**Figure collection entries**:
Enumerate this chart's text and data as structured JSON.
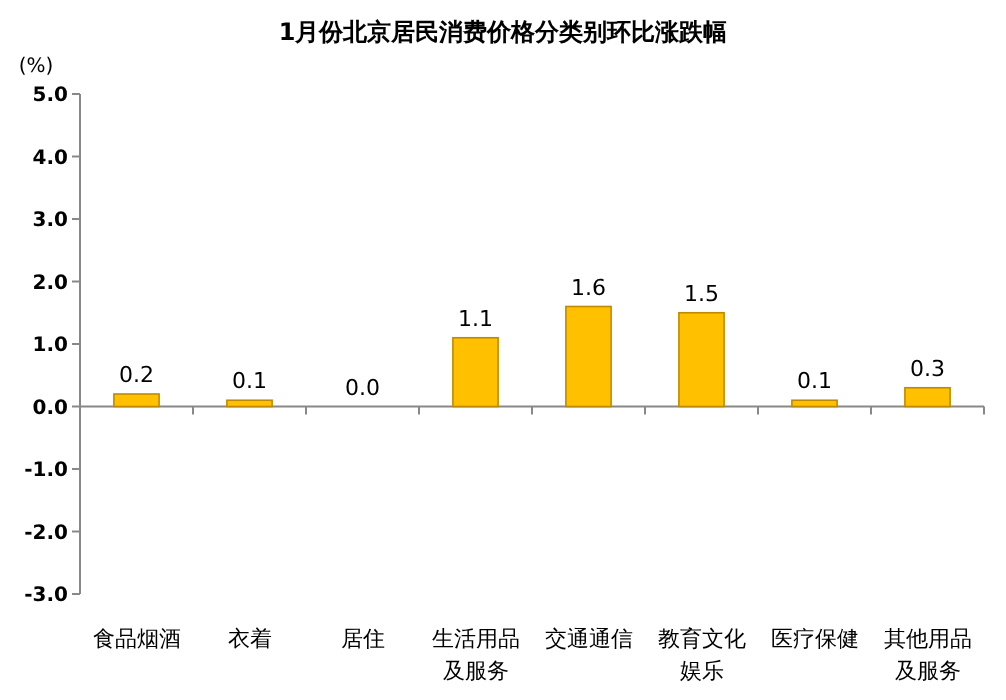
{
  "chart_data": {
    "type": "bar",
    "title": "1月份北京居民消费价格分类别环比涨跌幅",
    "ylabel": "(%)",
    "categories": [
      "食品烟酒",
      "衣着",
      "居住",
      "生活用品及服务",
      "交通通信",
      "教育文化娱乐",
      "医疗保健",
      "其他用品及服务"
    ],
    "values": [
      0.2,
      0.1,
      0.0,
      1.1,
      1.6,
      1.5,
      0.1,
      0.3
    ],
    "color": "#ffc000",
    "ylim": [
      -3,
      5
    ],
    "yticks": [
      {
        "value": -3,
        "label": "-3.0"
      },
      {
        "value": -2,
        "label": "-2.0"
      },
      {
        "value": -1,
        "label": "-1.0"
      },
      {
        "value": 0,
        "label": "0.0"
      },
      {
        "value": 1,
        "label": "1.0"
      },
      {
        "value": 2,
        "label": "2.0"
      },
      {
        "value": 3,
        "label": "3.0"
      },
      {
        "value": 4,
        "label": "4.0"
      },
      {
        "value": 5,
        "label": "5.0"
      }
    ],
    "value_labels": [
      "0.2",
      "0.1",
      "0.0",
      "1.1",
      "1.6",
      "1.5",
      "0.1",
      "0.3"
    ]
  }
}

**GOAL**:
Leave out the pictures and copy the rest of the material above exactly.

**RESULT**:
Enumerate this chart's text and data as structured JSON.
{
  "chart_data": {
    "type": "bar",
    "title": "1月份北京居民消费价格分类别环比涨跌幅",
    "ylabel": "(%)",
    "categories": [
      "食品烟酒",
      "衣着",
      "居住",
      "生活用品及服务",
      "交通通信",
      "教育文化娱乐",
      "医疗保健",
      "其他用品及服务"
    ],
    "values": [
      0.2,
      0.1,
      0.0,
      1.1,
      1.6,
      1.5,
      0.1,
      0.3
    ],
    "color": "#ffc000",
    "ylim": [
      -3,
      5
    ],
    "yticks": [
      {
        "value": -3,
        "label": "-3.0"
      },
      {
        "value": -2,
        "label": "-2.0"
      },
      {
        "value": -1,
        "label": "-1.0"
      },
      {
        "value": 0,
        "label": "0.0"
      },
      {
        "value": 1,
        "label": "1.0"
      },
      {
        "value": 2,
        "label": "2.0"
      },
      {
        "value": 3,
        "label": "3.0"
      },
      {
        "value": 4,
        "label": "4.0"
      },
      {
        "value": 5,
        "label": "5.0"
      }
    ],
    "value_labels": [
      "0.2",
      "0.1",
      "0.0",
      "1.1",
      "1.6",
      "1.5",
      "0.1",
      "0.3"
    ]
  }
}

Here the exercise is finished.